■ AIM
Collect every row below that contains the string "slider" and copy each one out in full.

•••

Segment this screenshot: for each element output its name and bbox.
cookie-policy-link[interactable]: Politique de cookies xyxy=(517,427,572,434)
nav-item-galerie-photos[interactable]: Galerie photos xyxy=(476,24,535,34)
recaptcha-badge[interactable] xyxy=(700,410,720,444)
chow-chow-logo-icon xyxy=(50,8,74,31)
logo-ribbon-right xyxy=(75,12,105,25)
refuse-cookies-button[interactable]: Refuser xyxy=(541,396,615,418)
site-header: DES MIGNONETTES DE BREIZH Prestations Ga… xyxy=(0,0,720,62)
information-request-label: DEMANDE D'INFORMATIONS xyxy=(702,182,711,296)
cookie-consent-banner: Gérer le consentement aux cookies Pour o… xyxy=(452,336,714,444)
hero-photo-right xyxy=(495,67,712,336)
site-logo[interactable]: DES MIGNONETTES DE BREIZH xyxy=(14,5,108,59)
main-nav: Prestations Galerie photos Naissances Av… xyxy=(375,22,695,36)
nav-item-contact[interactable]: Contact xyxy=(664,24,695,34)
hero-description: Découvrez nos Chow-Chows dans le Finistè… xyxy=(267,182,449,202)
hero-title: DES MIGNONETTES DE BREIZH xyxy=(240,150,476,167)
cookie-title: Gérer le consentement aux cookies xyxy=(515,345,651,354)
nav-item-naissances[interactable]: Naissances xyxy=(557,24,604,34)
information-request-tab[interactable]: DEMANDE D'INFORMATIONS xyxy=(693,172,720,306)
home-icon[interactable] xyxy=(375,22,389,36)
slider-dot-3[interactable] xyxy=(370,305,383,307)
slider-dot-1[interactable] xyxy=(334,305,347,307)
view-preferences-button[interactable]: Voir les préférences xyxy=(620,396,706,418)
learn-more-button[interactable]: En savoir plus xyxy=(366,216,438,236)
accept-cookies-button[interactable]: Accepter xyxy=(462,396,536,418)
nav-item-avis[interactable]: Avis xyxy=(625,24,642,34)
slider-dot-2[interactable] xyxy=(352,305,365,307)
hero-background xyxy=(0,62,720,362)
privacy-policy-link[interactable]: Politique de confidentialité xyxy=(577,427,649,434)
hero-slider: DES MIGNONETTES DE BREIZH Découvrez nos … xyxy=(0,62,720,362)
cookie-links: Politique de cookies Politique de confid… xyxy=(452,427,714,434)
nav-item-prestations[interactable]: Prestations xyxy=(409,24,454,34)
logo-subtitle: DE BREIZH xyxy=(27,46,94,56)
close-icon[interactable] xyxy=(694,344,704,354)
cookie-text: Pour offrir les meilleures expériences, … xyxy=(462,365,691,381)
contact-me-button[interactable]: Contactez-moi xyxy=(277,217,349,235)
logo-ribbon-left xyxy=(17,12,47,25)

•••

■ WRITTEN SOLUTION
slider-dot-3[interactable] xyxy=(370,305,383,307)
slider-dot-1[interactable] xyxy=(334,305,347,307)
slider-dot-2[interactable] xyxy=(352,305,365,307)
hero-slider: DES MIGNONETTES DE BREIZH Découvrez nos … xyxy=(0,62,720,362)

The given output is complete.